Provide a single number: the count of lines containing the string "GARDENS".

━━━━━ GIVEN INFORMATION ━━━━━

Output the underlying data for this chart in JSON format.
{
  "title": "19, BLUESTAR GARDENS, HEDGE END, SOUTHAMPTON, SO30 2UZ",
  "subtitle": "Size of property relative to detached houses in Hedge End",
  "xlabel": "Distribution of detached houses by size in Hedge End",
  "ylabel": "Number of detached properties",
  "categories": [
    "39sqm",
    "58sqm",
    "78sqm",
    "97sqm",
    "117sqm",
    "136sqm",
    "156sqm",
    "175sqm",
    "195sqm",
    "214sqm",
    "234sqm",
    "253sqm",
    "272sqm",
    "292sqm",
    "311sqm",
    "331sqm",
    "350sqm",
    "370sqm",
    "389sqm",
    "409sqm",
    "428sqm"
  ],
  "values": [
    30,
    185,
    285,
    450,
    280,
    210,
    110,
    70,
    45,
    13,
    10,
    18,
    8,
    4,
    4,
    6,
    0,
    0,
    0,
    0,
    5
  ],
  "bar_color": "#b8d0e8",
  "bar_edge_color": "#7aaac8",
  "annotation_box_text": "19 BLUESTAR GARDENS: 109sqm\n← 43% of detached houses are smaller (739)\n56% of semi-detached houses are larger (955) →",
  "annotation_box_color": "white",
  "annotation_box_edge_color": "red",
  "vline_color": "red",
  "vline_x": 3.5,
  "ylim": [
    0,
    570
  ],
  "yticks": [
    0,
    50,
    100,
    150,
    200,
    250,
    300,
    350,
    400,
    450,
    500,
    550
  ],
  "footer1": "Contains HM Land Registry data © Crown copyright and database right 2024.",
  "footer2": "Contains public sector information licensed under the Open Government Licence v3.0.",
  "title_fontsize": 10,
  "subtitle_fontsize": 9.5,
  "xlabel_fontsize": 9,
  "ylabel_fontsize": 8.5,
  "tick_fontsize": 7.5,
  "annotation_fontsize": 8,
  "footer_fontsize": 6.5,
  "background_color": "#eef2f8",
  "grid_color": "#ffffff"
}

━━━━━

**ANSWER TO THE TASK**
2